= Exercise task =
Pull every line with the word "play" out of the entries below.

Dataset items
▬▬▬▬▬▬

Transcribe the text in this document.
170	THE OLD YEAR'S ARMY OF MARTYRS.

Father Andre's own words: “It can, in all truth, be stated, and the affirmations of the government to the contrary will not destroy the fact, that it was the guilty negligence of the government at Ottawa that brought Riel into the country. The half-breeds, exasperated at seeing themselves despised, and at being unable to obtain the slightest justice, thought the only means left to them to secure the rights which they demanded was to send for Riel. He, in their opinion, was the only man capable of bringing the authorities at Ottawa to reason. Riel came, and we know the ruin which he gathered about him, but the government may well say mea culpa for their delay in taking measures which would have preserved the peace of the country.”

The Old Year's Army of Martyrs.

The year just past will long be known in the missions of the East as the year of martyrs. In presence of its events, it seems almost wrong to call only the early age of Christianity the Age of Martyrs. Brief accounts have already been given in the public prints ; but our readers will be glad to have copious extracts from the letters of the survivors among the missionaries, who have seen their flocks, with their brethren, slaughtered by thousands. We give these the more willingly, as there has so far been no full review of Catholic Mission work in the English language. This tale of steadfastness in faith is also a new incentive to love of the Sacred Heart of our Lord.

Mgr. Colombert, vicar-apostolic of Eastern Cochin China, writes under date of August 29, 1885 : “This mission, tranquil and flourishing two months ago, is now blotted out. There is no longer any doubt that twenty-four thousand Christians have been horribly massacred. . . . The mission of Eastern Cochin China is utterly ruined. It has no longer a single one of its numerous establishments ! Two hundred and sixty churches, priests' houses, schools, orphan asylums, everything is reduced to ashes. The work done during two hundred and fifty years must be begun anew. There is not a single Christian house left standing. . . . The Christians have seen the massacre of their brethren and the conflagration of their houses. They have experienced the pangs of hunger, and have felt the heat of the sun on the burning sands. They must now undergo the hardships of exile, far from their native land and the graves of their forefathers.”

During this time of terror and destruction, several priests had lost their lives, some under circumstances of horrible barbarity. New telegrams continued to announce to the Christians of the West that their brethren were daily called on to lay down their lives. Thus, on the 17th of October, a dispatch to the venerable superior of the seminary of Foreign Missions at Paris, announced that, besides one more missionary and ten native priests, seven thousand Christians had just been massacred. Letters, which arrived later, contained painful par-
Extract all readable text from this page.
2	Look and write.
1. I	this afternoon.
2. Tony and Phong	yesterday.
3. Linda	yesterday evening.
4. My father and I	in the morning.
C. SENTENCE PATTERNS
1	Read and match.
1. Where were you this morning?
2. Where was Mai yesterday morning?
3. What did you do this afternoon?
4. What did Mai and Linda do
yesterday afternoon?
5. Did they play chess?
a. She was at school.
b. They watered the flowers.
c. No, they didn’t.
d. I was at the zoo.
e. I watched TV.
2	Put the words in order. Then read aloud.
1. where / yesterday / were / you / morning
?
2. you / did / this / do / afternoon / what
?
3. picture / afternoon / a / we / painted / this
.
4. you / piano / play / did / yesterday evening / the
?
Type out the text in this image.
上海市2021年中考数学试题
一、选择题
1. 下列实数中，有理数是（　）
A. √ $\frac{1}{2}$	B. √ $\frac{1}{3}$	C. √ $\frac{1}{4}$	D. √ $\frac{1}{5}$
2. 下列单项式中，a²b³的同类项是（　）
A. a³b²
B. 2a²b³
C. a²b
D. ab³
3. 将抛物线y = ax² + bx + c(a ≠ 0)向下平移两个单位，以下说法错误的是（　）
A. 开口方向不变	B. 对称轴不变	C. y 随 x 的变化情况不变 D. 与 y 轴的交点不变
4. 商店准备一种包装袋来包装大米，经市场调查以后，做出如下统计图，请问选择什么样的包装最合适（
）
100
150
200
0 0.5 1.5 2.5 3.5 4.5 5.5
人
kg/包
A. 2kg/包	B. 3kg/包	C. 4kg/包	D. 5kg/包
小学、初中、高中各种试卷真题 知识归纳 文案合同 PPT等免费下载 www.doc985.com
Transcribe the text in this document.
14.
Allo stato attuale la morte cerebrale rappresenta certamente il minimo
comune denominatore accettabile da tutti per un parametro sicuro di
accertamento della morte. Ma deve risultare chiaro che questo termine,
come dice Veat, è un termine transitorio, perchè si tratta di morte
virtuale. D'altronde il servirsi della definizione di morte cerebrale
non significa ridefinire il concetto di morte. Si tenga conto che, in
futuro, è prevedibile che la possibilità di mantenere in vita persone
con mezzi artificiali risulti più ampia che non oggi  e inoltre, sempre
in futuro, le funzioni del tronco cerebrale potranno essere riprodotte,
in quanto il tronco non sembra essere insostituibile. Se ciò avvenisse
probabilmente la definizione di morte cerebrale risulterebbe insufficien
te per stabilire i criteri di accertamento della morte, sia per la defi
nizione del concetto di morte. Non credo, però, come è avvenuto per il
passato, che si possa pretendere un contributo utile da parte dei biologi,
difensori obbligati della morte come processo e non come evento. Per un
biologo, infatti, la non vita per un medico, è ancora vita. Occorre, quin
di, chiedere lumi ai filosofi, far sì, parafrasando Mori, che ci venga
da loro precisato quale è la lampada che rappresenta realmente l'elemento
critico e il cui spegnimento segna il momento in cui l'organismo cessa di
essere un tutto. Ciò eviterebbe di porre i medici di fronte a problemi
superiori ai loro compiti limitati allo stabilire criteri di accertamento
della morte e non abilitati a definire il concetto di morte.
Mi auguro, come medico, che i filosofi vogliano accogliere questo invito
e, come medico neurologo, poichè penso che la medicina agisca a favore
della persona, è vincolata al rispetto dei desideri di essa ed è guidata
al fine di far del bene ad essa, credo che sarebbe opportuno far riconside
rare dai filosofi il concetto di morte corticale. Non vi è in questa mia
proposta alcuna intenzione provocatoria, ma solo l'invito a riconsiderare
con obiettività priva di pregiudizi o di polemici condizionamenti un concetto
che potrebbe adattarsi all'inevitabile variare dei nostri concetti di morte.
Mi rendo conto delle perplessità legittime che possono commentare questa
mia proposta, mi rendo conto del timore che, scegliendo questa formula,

▬▬▬▬▬▬

= Expected answer =
5. Did they play chess?
4. you / piano / play / did / yesterday evening / the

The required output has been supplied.